• _Extract_:
Do not forget to include the standard acknowledgements header at the top of your file. To grade this deliverable, I will review your code (including signatures, purpose statements, indentation, etc.), and then attempt to run it and interact with your GUI. Submit a single file named, “P1.rkt”, which should contain your code fulfilling the requirements above as well as your acknowledgements.

• _Work item_:
Copy the submission instructions above word for word.

• _Provided data_:
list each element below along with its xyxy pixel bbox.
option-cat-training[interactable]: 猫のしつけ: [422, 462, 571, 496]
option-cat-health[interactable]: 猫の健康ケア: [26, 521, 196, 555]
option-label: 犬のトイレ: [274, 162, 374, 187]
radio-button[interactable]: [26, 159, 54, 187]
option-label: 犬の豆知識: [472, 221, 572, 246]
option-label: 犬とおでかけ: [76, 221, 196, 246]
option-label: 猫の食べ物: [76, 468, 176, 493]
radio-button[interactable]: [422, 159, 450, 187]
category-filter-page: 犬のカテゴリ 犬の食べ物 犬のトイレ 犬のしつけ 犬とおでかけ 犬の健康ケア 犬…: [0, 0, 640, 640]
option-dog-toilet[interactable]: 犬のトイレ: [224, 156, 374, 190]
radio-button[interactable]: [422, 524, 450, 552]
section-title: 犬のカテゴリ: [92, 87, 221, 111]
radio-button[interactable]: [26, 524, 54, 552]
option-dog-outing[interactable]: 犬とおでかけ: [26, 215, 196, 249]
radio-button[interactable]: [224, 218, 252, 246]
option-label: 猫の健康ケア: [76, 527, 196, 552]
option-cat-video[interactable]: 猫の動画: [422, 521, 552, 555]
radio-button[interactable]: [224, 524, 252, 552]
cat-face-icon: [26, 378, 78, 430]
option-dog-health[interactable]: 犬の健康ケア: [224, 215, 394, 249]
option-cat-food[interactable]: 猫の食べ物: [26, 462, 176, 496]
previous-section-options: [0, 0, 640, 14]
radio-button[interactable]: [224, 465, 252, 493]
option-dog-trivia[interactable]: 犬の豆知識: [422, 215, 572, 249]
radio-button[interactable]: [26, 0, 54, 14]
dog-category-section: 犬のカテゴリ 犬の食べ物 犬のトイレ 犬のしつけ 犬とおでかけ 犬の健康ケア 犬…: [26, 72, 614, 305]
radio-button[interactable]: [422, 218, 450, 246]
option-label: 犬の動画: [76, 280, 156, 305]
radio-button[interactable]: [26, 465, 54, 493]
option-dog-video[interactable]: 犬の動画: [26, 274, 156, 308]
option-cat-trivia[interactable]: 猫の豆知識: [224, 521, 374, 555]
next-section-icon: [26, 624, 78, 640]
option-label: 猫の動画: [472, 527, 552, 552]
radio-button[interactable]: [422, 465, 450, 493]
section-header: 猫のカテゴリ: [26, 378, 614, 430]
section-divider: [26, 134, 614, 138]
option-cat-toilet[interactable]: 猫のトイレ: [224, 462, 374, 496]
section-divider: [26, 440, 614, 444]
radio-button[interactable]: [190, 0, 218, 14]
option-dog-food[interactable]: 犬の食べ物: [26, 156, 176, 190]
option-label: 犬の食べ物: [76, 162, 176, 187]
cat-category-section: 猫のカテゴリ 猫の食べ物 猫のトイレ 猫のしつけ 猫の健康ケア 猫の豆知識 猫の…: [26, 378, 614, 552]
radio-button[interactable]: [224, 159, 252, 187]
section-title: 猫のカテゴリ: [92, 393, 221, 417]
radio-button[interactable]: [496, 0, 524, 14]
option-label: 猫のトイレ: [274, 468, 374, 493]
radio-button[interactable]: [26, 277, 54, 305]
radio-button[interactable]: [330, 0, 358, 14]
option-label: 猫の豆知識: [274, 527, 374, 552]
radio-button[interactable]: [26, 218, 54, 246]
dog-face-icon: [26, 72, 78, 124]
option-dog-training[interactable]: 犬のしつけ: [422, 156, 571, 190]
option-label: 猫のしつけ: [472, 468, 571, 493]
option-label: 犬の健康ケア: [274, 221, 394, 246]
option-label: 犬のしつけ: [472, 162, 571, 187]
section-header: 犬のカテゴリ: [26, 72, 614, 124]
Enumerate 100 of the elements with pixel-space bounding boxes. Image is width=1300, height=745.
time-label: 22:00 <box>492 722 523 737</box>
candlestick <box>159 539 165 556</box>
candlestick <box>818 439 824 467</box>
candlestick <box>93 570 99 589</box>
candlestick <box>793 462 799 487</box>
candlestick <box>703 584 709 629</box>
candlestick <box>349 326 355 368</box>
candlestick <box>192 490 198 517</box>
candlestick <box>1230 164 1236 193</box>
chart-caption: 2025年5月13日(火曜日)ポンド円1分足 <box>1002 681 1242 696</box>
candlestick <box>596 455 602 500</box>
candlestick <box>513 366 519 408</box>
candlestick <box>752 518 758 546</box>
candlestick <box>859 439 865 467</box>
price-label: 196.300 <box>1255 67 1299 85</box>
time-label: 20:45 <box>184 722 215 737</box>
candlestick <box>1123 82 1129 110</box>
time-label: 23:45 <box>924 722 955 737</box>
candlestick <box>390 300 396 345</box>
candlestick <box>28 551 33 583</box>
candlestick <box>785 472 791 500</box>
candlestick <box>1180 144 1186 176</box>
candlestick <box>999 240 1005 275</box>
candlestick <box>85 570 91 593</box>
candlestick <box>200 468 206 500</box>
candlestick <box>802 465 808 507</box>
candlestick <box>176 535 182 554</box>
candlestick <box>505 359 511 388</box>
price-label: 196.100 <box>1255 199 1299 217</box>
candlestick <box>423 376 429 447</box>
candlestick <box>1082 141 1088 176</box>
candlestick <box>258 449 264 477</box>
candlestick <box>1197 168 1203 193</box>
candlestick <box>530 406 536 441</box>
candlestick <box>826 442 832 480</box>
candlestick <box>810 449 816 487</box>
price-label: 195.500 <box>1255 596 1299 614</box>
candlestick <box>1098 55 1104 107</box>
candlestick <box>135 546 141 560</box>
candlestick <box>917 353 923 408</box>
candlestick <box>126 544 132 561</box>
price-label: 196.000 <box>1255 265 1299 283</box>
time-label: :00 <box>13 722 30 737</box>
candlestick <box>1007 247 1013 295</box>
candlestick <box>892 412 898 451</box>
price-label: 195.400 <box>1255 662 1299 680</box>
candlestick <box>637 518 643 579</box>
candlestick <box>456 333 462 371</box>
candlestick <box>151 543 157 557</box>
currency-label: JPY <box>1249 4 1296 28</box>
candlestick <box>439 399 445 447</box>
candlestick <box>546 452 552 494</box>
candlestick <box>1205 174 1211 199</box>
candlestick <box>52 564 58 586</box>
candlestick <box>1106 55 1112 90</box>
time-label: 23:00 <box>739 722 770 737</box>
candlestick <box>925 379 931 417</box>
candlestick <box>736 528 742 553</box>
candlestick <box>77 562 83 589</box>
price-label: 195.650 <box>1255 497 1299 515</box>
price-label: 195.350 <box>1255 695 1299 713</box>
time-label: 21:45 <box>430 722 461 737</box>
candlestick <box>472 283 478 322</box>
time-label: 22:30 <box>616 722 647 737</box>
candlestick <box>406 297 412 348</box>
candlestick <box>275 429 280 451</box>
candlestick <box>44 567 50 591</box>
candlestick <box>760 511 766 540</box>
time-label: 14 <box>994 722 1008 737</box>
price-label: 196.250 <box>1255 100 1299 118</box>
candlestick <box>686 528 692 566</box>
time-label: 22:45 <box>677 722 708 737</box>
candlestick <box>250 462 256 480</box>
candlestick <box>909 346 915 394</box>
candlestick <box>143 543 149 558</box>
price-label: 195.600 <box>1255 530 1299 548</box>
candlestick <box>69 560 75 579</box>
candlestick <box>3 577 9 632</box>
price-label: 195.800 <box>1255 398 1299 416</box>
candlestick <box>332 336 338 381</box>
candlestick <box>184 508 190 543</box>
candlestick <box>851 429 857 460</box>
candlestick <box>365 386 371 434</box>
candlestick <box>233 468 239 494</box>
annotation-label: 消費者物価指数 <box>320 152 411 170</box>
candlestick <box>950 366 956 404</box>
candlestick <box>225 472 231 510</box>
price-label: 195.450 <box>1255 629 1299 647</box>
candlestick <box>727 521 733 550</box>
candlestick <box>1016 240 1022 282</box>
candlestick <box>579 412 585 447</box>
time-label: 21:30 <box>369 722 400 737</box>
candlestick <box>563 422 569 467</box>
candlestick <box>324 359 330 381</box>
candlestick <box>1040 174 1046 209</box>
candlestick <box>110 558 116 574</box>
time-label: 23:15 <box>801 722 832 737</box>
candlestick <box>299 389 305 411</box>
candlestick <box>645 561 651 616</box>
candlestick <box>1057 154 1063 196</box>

• _Completed exercise_:
Do not forget to include the standard acknowledgements header at the top of your file. To grade this deliverable, I will review your code (including signatures, purpose statements, indentation, etc.), and then attempt to run it and interact with your GUI. Submit a single file named, “P1.rkt”, which should contain your code fulfilling the requirements above as well as your acknowledgements.